Stored data:
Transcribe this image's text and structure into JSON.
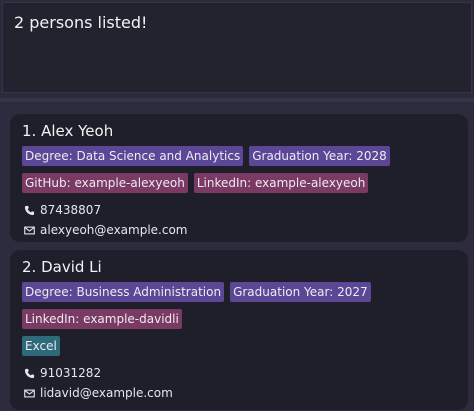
{
  "result": {
    "message": "2 persons listed!"
  },
  "persons": [
    {
      "name": "1. Alex Yeoh",
      "degree": "Degree: Data Science and Analytics",
      "graduation": "Graduation Year: 2028",
      "github": "GitHub: example-alexyeoh",
      "linkedin": "LinkedIn: example-alexyeoh",
      "phone": "87438807",
      "email": "alexyeoh@example.com"
    },
    {
      "name": "2. David Li",
      "degree": "Degree: Business Administration",
      "graduation": "Graduation Year: 2027",
      "linkedin": "LinkedIn: example-davidli",
      "skill": "Excel",
      "phone": "91031282",
      "email": "lidavid@example.com"
    }
  ],
  "icons": {
    "phone": "phone-icon",
    "email": "email-icon"
  },
  "colors": {
    "degree_tag": "#5b4795",
    "social_tag": "#7a3a63",
    "skill_tag": "#2e6a7a",
    "card_bg": "#1f1f2b",
    "app_bg": "#2b2b3c"
  }
}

» **What needs to be done**
Copy every line of the material in which the word "linkedin" occurs.

» **Response to this exercise**
      "linkedin": "LinkedIn: example-alexyeoh",
      "linkedin": "LinkedIn: example-davidli",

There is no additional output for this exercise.